DO THIS: Copy every line of the records below verbatim, keeping all characters, spacing and order unchanged.

****************************************

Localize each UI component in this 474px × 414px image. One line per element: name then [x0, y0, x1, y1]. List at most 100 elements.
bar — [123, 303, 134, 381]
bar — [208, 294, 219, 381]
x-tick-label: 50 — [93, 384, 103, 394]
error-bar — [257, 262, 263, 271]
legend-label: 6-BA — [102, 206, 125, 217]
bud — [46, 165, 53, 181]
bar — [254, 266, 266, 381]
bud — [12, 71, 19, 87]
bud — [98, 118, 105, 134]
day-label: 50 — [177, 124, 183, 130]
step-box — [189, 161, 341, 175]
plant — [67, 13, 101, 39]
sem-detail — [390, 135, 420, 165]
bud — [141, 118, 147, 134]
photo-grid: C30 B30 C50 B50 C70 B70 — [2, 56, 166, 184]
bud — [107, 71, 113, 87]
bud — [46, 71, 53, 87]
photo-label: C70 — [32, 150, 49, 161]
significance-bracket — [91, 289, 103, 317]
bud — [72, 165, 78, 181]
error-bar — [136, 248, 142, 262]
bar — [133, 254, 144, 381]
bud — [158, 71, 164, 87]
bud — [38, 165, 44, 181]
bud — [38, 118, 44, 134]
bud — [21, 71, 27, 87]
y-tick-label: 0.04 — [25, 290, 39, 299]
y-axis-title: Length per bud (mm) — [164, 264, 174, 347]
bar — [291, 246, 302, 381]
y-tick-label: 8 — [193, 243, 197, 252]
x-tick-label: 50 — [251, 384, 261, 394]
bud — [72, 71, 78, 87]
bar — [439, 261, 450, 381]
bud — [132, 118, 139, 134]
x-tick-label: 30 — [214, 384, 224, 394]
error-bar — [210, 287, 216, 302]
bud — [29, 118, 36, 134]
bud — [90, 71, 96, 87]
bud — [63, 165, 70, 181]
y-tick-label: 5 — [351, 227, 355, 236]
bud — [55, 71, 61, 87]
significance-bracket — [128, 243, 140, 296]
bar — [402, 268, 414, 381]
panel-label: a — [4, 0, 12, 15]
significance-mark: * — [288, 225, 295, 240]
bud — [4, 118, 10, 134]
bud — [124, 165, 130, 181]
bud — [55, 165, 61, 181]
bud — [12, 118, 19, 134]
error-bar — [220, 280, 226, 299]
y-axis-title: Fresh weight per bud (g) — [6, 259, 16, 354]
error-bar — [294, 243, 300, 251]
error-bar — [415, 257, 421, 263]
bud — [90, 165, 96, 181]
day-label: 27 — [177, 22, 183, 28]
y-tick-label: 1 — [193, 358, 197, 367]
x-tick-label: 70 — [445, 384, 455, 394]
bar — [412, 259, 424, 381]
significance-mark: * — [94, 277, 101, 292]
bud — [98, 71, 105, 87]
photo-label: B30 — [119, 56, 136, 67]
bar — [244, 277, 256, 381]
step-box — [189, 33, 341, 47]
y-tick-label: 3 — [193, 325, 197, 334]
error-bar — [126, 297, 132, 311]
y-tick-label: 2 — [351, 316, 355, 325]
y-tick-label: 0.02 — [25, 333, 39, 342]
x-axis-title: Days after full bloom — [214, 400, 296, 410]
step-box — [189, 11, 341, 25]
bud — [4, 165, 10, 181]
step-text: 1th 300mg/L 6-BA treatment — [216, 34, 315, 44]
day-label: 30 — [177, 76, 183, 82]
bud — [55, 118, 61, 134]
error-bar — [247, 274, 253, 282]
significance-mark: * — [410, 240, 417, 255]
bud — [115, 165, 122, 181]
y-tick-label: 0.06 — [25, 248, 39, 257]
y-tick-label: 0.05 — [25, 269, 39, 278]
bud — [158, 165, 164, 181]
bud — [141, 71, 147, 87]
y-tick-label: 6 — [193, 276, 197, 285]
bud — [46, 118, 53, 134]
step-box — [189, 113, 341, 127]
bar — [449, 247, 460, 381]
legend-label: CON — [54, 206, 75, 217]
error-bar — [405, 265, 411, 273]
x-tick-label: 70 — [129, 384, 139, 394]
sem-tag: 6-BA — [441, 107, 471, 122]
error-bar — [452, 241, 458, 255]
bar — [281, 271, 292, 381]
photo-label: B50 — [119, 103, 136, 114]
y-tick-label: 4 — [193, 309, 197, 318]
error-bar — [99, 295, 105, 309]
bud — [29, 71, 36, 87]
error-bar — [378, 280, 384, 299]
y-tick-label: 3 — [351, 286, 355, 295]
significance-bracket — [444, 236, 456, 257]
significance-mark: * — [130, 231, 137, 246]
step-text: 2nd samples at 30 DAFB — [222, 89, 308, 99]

****************************************

ANSWER FOR THIS EXERCISE:
Localize each UI component in this 474px × 414px image. One line per element: name then [x0, y0, x1, y1]. List at most 100 elements.
bar — [123, 303, 134, 381]
bar — [208, 294, 219, 381]
x-tick-label: 50 — [93, 384, 103, 394]
error-bar — [257, 262, 263, 271]
legend-label: 6-BA — [102, 206, 125, 217]
bud — [46, 165, 53, 181]
bar — [254, 266, 266, 381]
bud — [12, 71, 19, 87]
bud — [98, 118, 105, 134]
day-label: 50 — [177, 124, 183, 130]
step-box — [189, 161, 341, 175]
plant — [67, 13, 101, 39]
sem-detail — [390, 135, 420, 165]
bud — [141, 118, 147, 134]
photo-grid: C30 B30 C50 B50 C70 B70 — [2, 56, 166, 184]
bud — [107, 71, 113, 87]
bud — [46, 71, 53, 87]
photo-label: C70 — [32, 150, 49, 161]
significance-bracket — [91, 289, 103, 317]
bud — [72, 165, 78, 181]
error-bar — [136, 248, 142, 262]
bar — [133, 254, 144, 381]
bud — [158, 71, 164, 87]
bud — [38, 165, 44, 181]
bud — [38, 118, 44, 134]
bud — [21, 71, 27, 87]
y-tick-label: 0.04 — [25, 290, 39, 299]
y-axis-title: Length per bud (mm) — [164, 264, 174, 347]
bar — [291, 246, 302, 381]
y-tick-label: 8 — [193, 243, 197, 252]
x-tick-label: 50 — [251, 384, 261, 394]
bud — [72, 71, 78, 87]
bar — [439, 261, 450, 381]
bud — [132, 118, 139, 134]
x-tick-label: 30 — [214, 384, 224, 394]
error-bar — [210, 287, 216, 302]
bud — [29, 118, 36, 134]
bud — [90, 71, 96, 87]
bud — [63, 165, 70, 181]
y-tick-label: 5 — [351, 227, 355, 236]
bud — [55, 71, 61, 87]
significance-bracket — [128, 243, 140, 296]
bar — [402, 268, 414, 381]
panel-label: a — [4, 0, 12, 15]
significance-mark: * — [288, 225, 295, 240]
bud — [4, 118, 10, 134]
bud — [124, 165, 130, 181]
bud — [55, 165, 61, 181]
bud — [12, 118, 19, 134]
error-bar — [220, 280, 226, 299]
y-axis-title: Fresh weight per bud (g) — [6, 259, 16, 354]
error-bar — [294, 243, 300, 251]
error-bar — [415, 257, 421, 263]
bud — [90, 165, 96, 181]
day-label: 27 — [177, 22, 183, 28]
y-tick-label: 1 — [193, 358, 197, 367]
x-tick-label: 70 — [445, 384, 455, 394]
bar — [412, 259, 424, 381]
significance-mark: * — [94, 277, 101, 292]
bud — [98, 71, 105, 87]
photo-label: B30 — [119, 56, 136, 67]
bar — [244, 277, 256, 381]
step-box — [189, 33, 341, 47]
y-tick-label: 3 — [193, 325, 197, 334]
error-bar — [126, 297, 132, 311]
y-tick-label: 2 — [351, 316, 355, 325]
y-tick-label: 0.02 — [25, 333, 39, 342]
x-axis-title: Days after full bloom — [214, 400, 296, 410]
step-box — [189, 11, 341, 25]
bud — [4, 165, 10, 181]
step-text: 1th 300mg/L 6-BA treatment — [216, 34, 315, 44]
day-label: 30 — [177, 76, 183, 82]
bud — [55, 118, 61, 134]
error-bar — [247, 274, 253, 282]
significance-mark: * — [410, 240, 417, 255]
bud — [115, 165, 122, 181]
y-tick-label: 0.06 — [25, 248, 39, 257]
y-tick-label: 0.05 — [25, 269, 39, 278]
bud — [158, 165, 164, 181]
bud — [141, 71, 147, 87]
y-tick-label: 6 — [193, 276, 197, 285]
bud — [46, 118, 53, 134]
step-box — [189, 113, 341, 127]
bar — [449, 247, 460, 381]
legend-label: CON — [54, 206, 75, 217]
error-bar — [405, 265, 411, 273]
x-tick-label: 70 — [129, 384, 139, 394]
sem-tag: 6-BA — [441, 107, 471, 122]
error-bar — [452, 241, 458, 255]
bar — [281, 271, 292, 381]
photo-label: B50 — [119, 103, 136, 114]
y-tick-label: 4 — [193, 309, 197, 318]
error-bar — [99, 295, 105, 309]
bud — [29, 71, 36, 87]
error-bar — [378, 280, 384, 299]
y-tick-label: 3 — [351, 286, 355, 295]
significance-bracket — [444, 236, 456, 257]
significance-mark: * — [130, 231, 137, 246]
step-text: 2nd samples at 30 DAFB — [222, 89, 308, 99]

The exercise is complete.